Records supplied —
BEGIN

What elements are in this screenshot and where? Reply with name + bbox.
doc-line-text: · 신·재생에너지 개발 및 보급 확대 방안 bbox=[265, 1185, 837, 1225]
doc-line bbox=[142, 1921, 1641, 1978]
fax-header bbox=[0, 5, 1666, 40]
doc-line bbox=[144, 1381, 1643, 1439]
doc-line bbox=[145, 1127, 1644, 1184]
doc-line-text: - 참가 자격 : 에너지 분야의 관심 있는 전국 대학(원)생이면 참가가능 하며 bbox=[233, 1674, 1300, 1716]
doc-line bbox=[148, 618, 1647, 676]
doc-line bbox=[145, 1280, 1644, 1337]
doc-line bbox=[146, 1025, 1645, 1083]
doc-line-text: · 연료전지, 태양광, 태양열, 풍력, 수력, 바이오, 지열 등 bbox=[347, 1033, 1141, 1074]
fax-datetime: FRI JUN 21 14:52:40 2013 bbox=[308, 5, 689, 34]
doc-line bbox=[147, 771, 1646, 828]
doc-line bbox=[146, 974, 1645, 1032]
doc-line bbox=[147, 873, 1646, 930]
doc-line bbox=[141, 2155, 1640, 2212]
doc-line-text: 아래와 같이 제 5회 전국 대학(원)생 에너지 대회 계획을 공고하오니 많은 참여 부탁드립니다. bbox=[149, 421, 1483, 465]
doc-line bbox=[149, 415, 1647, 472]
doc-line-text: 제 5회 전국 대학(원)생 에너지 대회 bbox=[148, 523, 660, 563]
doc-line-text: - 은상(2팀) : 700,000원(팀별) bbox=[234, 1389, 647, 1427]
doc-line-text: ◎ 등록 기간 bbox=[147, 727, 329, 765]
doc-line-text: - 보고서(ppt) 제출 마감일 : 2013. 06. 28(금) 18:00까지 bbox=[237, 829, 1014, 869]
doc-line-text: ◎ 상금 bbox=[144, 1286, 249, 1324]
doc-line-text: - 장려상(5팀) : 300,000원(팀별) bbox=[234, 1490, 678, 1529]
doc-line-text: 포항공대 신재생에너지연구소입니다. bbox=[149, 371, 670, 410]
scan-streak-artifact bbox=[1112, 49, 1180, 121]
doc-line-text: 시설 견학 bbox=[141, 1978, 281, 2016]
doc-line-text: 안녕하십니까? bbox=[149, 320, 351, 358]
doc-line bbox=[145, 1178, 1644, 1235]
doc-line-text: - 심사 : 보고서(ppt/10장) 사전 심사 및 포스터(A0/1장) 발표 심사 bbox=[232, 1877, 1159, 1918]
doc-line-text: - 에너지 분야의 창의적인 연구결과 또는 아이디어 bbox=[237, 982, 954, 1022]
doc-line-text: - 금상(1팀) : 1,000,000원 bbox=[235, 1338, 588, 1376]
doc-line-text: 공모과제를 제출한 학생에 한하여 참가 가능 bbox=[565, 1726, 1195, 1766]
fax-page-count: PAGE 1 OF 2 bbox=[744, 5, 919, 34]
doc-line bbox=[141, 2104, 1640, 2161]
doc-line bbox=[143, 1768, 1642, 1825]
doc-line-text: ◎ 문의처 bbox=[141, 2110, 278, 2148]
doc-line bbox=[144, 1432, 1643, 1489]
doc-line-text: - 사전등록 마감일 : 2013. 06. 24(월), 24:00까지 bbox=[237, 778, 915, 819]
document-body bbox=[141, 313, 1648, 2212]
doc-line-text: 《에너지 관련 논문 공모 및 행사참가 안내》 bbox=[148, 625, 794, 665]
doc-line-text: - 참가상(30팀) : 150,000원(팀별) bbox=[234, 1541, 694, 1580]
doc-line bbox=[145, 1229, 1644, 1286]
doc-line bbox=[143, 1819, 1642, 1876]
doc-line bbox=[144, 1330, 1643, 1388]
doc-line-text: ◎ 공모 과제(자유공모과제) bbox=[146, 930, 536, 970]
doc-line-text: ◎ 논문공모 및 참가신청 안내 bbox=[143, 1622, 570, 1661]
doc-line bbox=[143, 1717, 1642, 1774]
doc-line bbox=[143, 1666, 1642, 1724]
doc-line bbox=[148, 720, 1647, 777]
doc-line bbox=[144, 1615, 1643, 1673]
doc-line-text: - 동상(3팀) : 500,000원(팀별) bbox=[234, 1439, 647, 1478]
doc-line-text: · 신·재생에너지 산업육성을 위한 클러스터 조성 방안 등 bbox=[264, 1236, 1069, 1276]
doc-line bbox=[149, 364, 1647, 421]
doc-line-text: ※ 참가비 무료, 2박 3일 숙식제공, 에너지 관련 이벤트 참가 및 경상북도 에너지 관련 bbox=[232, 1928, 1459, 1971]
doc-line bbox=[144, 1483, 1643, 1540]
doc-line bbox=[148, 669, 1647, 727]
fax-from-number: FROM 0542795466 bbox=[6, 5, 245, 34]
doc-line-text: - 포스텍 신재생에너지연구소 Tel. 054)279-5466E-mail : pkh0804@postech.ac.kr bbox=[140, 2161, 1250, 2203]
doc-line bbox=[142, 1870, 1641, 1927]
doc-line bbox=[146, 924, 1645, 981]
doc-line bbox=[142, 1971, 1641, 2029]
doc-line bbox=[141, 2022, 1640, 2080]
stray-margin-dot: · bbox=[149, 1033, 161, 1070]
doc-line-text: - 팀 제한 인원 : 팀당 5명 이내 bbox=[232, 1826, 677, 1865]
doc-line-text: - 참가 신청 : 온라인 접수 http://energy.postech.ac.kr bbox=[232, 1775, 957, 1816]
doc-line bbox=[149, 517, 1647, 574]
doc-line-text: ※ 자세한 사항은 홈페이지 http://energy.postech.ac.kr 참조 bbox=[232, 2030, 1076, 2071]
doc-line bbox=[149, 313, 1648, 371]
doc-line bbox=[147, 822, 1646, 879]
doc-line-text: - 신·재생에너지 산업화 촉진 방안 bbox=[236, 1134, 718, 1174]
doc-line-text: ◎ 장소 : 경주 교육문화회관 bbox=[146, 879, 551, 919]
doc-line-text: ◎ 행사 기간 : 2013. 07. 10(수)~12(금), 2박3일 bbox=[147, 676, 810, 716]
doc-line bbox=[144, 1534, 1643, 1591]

END

Your goal — Set down every line of the data above without changing a single character.

Solution to the exercise —
What elements are in this screenshot and where? Reply with name + bbox.
doc-line-text: · 신·재생에너지 개발 및 보급 확대 방안 bbox=[265, 1185, 837, 1225]
doc-line bbox=[142, 1921, 1641, 1978]
fax-header bbox=[0, 5, 1666, 40]
doc-line bbox=[144, 1381, 1643, 1439]
doc-line bbox=[145, 1127, 1644, 1184]
doc-line-text: - 참가 자격 : 에너지 분야의 관심 있는 전국 대학(원)생이면 참가가능 하며 bbox=[233, 1674, 1300, 1716]
doc-line bbox=[148, 618, 1647, 676]
doc-line bbox=[145, 1280, 1644, 1337]
doc-line bbox=[146, 1025, 1645, 1083]
doc-line-text: · 연료전지, 태양광, 태양열, 풍력, 수력, 바이오, 지열 등 bbox=[347, 1033, 1141, 1074]
fax-datetime: FRI JUN 21 14:52:40 2013 bbox=[308, 5, 689, 34]
doc-line bbox=[147, 771, 1646, 828]
doc-line bbox=[146, 974, 1645, 1032]
doc-line bbox=[147, 873, 1646, 930]
doc-line bbox=[141, 2155, 1640, 2212]
doc-line-text: 아래와 같이 제 5회 전국 대학(원)생 에너지 대회 계획을 공고하오니 많은 참여 부탁드립니다. bbox=[149, 421, 1483, 465]
doc-line bbox=[149, 415, 1647, 472]
doc-line-text: 제 5회 전국 대학(원)생 에너지 대회 bbox=[148, 523, 660, 563]
doc-line-text: - 은상(2팀) : 700,000원(팀별) bbox=[234, 1389, 647, 1427]
doc-line-text: ◎ 등록 기간 bbox=[147, 727, 329, 765]
doc-line-text: - 보고서(ppt) 제출 마감일 : 2013. 06. 28(금) 18:00까지 bbox=[237, 829, 1014, 869]
doc-line-text: ◎ 상금 bbox=[144, 1286, 249, 1324]
doc-line-text: - 장려상(5팀) : 300,000원(팀별) bbox=[234, 1490, 678, 1529]
doc-line-text: 포항공대 신재생에너지연구소입니다. bbox=[149, 371, 670, 410]
scan-streak-artifact bbox=[1112, 49, 1180, 121]
doc-line-text: 시설 견학 bbox=[141, 1978, 281, 2016]
doc-line-text: 안녕하십니까? bbox=[149, 320, 351, 358]
doc-line bbox=[145, 1178, 1644, 1235]
doc-line-text: - 심사 : 보고서(ppt/10장) 사전 심사 및 포스터(A0/1장) 발표 심사 bbox=[232, 1877, 1159, 1918]
doc-line-text: - 에너지 분야의 창의적인 연구결과 또는 아이디어 bbox=[237, 982, 954, 1022]
doc-line-text: - 금상(1팀) : 1,000,000원 bbox=[235, 1338, 588, 1376]
doc-line-text: 공모과제를 제출한 학생에 한하여 참가 가능 bbox=[565, 1726, 1195, 1766]
fax-page-count: PAGE 1 OF 2 bbox=[744, 5, 919, 34]
doc-line bbox=[141, 2104, 1640, 2161]
doc-line bbox=[143, 1768, 1642, 1825]
doc-line-text: ◎ 문의처 bbox=[141, 2110, 278, 2148]
doc-line bbox=[144, 1432, 1643, 1489]
doc-line-text: - 사전등록 마감일 : 2013. 06. 24(월), 24:00까지 bbox=[237, 778, 915, 819]
document-body bbox=[141, 313, 1648, 2212]
doc-line-text: 《에너지 관련 논문 공모 및 행사참가 안내》 bbox=[148, 625, 794, 665]
doc-line-text: - 참가상(30팀) : 150,000원(팀별) bbox=[234, 1541, 694, 1580]
doc-line bbox=[145, 1229, 1644, 1286]
doc-line bbox=[143, 1819, 1642, 1876]
doc-line bbox=[144, 1330, 1643, 1388]
doc-line-text: ◎ 공모 과제(자유공모과제) bbox=[146, 930, 536, 970]
doc-line-text: ◎ 논문공모 및 참가신청 안내 bbox=[143, 1622, 570, 1661]
doc-line bbox=[143, 1717, 1642, 1774]
doc-line bbox=[143, 1666, 1642, 1724]
doc-line bbox=[148, 720, 1647, 777]
doc-line bbox=[144, 1615, 1643, 1673]
doc-line-text: - 동상(3팀) : 500,000원(팀별) bbox=[234, 1439, 647, 1478]
doc-line-text: · 신·재생에너지 산업육성을 위한 클러스터 조성 방안 등 bbox=[264, 1236, 1069, 1276]
doc-line bbox=[149, 364, 1647, 421]
doc-line-text: ※ 참가비 무료, 2박 3일 숙식제공, 에너지 관련 이벤트 참가 및 경상북도 에너지 관련 bbox=[232, 1928, 1459, 1971]
doc-line bbox=[144, 1483, 1643, 1540]
doc-line bbox=[148, 669, 1647, 727]
fax-from-number: FROM 0542795466 bbox=[6, 5, 245, 34]
doc-line-text: - 포스텍 신재생에너지연구소 Tel. 054)279-5466E-mail : pkh0804@postech.ac.kr bbox=[140, 2161, 1250, 2203]
doc-line bbox=[142, 1870, 1641, 1927]
doc-line bbox=[146, 924, 1645, 981]
doc-line bbox=[142, 1971, 1641, 2029]
doc-line bbox=[141, 2022, 1640, 2080]
stray-margin-dot: · bbox=[149, 1033, 161, 1070]
doc-line-text: - 팀 제한 인원 : 팀당 5명 이내 bbox=[232, 1826, 677, 1865]
doc-line-text: - 참가 신청 : 온라인 접수 http://energy.postech.ac.kr bbox=[232, 1775, 957, 1816]
doc-line bbox=[149, 517, 1647, 574]
doc-line-text: ※ 자세한 사항은 홈페이지 http://energy.postech.ac.kr 참조 bbox=[232, 2030, 1076, 2071]
doc-line bbox=[149, 313, 1648, 371]
doc-line bbox=[147, 822, 1646, 879]
doc-line-text: - 신·재생에너지 산업화 촉진 방안 bbox=[236, 1134, 718, 1174]
doc-line-text: ◎ 장소 : 경주 교육문화회관 bbox=[146, 879, 551, 919]
doc-line-text: ◎ 행사 기간 : 2013. 07. 10(수)~12(금), 2박3일 bbox=[147, 676, 810, 716]
doc-line bbox=[144, 1534, 1643, 1591]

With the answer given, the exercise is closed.